§ WHAT NEEDS TO BE DONE
Collect every line of the records below that contains the word "secondary".

§ EXERCISE INPUTS
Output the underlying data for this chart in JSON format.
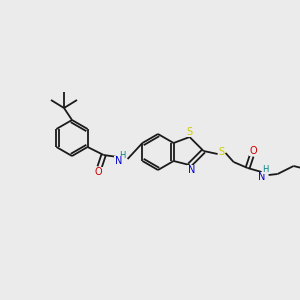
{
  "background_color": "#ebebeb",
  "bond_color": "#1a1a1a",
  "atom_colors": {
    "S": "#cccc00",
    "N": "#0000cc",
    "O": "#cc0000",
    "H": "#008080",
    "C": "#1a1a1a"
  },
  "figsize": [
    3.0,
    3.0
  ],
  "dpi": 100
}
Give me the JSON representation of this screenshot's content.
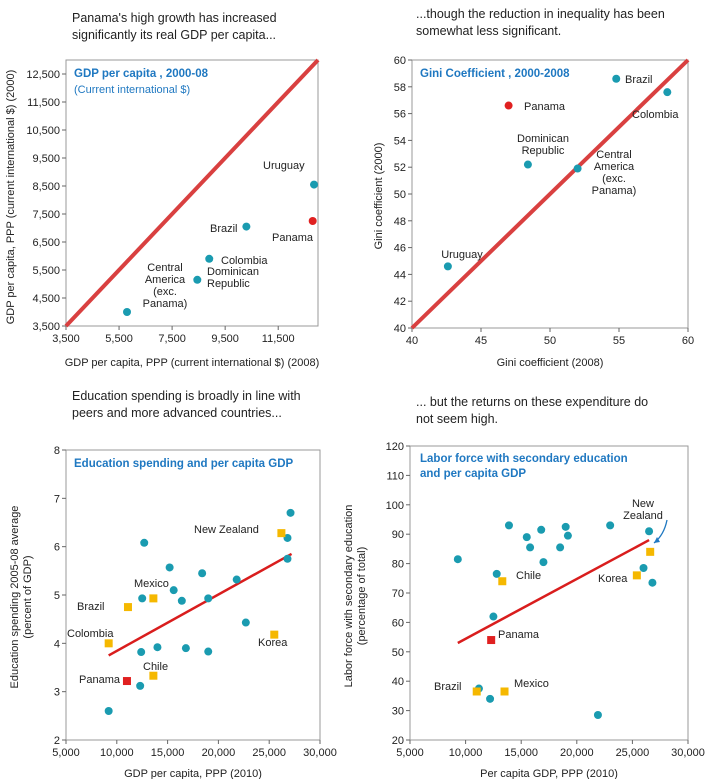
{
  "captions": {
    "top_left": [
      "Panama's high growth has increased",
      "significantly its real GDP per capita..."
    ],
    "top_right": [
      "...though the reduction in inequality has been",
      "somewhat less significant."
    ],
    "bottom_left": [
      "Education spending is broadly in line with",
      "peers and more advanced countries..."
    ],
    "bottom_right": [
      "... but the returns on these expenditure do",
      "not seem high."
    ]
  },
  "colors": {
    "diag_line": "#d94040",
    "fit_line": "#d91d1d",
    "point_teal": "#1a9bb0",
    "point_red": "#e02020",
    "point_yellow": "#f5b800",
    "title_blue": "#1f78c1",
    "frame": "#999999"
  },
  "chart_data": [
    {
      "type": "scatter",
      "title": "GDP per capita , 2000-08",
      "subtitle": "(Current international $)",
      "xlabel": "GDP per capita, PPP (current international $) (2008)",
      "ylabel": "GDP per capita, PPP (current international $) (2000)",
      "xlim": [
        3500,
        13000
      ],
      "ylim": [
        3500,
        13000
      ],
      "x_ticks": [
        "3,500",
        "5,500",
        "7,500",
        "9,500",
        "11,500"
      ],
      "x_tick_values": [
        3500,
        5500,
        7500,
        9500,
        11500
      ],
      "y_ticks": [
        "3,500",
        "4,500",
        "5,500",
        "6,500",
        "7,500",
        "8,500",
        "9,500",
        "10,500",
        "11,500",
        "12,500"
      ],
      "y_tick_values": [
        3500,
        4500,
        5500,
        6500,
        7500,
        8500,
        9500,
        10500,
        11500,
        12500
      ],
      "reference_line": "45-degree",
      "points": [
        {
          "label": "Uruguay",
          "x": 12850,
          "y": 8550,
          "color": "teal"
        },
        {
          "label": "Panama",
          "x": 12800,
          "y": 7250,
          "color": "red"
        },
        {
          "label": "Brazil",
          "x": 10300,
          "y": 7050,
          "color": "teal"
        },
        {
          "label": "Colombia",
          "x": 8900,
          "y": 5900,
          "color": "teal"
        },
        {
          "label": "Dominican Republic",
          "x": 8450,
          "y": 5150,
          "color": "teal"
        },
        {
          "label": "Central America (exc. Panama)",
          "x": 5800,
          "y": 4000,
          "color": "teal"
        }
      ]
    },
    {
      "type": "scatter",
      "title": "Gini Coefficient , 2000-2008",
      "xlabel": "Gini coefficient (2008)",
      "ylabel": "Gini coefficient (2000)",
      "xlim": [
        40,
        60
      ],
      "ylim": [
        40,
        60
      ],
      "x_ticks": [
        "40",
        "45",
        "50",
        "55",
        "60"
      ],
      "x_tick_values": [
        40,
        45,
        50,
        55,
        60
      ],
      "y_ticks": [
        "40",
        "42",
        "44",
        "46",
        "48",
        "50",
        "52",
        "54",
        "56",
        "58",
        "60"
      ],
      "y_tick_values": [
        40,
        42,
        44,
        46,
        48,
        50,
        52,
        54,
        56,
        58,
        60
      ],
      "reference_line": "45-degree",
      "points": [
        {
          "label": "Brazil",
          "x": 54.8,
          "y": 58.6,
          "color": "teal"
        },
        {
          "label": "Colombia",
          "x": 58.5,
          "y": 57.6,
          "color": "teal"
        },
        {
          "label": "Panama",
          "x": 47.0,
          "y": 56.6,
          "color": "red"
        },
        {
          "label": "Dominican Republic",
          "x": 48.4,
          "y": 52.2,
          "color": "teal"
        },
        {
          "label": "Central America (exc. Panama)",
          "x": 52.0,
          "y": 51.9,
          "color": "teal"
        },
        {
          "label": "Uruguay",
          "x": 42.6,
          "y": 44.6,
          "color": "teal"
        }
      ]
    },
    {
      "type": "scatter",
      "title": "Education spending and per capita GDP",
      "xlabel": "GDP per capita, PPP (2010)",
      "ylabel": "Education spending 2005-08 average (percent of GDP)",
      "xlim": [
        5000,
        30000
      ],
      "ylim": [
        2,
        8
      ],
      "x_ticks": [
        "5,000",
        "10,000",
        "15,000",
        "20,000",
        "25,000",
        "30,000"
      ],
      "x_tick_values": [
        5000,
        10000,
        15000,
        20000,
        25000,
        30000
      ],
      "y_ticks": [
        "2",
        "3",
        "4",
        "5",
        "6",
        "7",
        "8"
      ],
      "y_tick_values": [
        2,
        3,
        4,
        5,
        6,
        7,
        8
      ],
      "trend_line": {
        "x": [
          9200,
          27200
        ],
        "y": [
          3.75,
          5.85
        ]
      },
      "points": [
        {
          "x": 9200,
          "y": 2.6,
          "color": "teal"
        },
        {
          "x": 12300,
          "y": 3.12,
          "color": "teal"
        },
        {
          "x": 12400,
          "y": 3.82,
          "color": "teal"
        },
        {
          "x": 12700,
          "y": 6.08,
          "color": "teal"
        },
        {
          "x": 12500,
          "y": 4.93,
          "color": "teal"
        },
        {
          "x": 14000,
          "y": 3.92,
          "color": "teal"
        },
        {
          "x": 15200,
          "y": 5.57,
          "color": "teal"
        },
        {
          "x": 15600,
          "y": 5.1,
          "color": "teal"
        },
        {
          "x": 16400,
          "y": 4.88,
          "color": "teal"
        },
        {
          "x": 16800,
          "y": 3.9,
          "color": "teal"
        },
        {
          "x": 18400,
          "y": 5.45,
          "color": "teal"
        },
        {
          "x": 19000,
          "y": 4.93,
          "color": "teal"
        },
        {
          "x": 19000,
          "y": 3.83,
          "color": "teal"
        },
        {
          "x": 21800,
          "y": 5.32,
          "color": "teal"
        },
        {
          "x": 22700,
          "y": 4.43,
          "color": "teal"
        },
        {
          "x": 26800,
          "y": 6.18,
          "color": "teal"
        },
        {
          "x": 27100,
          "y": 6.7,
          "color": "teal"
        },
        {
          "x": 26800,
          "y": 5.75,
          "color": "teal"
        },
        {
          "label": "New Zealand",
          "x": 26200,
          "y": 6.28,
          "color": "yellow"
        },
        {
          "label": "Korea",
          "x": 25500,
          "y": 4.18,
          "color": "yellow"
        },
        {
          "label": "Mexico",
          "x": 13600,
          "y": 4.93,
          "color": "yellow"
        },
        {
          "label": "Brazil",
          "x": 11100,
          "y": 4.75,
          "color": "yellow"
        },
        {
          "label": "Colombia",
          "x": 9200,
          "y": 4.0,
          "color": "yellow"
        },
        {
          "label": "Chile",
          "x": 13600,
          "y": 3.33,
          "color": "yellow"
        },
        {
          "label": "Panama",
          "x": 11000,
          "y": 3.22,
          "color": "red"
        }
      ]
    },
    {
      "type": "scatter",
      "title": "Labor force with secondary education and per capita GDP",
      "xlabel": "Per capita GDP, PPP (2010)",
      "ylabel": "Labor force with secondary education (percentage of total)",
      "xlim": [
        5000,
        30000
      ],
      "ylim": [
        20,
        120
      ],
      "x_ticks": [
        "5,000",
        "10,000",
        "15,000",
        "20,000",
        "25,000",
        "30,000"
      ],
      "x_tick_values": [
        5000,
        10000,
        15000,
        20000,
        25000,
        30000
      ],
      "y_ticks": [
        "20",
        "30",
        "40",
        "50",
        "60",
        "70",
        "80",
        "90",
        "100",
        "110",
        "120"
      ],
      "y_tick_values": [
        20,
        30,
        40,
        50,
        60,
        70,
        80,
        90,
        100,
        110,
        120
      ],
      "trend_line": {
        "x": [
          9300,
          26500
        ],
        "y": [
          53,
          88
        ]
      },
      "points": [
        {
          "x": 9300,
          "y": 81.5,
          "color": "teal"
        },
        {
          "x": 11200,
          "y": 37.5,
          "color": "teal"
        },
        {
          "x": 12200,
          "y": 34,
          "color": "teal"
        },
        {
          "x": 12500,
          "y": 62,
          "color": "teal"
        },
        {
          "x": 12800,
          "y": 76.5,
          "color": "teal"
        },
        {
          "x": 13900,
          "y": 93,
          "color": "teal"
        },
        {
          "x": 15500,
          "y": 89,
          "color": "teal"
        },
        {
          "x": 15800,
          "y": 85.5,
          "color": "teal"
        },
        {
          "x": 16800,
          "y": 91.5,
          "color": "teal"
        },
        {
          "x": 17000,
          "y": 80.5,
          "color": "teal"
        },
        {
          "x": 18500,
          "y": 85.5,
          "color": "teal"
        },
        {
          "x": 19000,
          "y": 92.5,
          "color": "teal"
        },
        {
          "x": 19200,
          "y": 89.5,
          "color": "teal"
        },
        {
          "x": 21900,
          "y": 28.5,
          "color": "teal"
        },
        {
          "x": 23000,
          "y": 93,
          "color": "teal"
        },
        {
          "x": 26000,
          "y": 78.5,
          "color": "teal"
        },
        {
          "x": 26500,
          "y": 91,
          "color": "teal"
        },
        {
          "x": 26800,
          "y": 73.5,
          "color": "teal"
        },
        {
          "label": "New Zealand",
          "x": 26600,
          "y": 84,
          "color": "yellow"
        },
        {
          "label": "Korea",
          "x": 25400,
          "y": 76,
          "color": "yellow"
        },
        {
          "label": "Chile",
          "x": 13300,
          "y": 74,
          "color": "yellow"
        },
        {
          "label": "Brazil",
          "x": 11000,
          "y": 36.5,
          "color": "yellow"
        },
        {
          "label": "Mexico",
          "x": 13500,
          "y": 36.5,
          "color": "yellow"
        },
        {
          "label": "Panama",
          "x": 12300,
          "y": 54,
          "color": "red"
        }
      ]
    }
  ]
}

--

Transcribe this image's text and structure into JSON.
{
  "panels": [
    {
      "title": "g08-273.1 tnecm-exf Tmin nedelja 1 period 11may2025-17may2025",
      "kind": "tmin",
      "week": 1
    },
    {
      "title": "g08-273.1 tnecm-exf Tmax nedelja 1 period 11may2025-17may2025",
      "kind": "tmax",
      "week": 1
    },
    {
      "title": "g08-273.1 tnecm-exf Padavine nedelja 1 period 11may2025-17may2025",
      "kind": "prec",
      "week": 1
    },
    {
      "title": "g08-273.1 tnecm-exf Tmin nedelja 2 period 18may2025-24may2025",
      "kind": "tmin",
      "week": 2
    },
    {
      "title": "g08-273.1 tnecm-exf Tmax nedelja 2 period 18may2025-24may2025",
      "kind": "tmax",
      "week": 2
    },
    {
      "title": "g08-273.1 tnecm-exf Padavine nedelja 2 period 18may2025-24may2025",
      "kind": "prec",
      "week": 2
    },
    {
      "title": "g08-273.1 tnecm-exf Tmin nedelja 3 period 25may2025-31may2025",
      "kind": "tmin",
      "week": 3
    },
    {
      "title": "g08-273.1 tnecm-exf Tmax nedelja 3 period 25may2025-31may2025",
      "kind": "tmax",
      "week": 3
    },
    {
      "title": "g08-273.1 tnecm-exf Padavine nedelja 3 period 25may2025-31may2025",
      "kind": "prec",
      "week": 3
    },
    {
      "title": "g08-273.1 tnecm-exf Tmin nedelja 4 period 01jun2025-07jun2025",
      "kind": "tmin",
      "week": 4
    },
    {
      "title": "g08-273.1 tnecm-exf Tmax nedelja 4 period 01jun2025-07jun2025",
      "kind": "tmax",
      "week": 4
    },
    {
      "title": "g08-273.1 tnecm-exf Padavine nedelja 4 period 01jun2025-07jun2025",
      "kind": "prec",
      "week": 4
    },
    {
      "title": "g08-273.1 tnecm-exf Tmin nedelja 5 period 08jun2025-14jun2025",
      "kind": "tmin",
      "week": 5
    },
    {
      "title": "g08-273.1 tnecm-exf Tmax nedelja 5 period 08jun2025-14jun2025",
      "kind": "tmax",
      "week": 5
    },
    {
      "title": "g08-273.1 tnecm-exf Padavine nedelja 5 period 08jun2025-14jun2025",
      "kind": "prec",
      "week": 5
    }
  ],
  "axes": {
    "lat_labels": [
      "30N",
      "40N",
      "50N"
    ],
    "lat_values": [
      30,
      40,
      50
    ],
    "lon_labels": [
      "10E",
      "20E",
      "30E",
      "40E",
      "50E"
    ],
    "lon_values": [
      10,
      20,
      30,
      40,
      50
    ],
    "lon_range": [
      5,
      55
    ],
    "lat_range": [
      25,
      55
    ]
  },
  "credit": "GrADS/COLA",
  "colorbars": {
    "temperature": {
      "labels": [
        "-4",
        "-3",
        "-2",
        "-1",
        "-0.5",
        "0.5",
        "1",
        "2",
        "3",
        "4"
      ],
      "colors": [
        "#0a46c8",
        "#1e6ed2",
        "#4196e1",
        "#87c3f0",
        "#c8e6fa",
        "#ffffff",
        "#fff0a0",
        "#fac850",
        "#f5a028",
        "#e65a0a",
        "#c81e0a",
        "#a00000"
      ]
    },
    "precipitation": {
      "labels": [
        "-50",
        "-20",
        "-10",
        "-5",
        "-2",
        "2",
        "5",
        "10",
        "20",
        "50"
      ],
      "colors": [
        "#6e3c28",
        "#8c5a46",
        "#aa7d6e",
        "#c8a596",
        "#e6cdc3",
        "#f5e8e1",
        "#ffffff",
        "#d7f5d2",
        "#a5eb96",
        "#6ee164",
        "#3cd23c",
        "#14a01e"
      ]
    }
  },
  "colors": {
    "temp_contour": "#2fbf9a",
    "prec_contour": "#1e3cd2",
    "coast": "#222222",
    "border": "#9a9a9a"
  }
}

§ TASK SOLUTION
      "title": "Labor force with secondary education and per capita GDP",
      "ylabel": "Labor force with secondary education (percentage of total)",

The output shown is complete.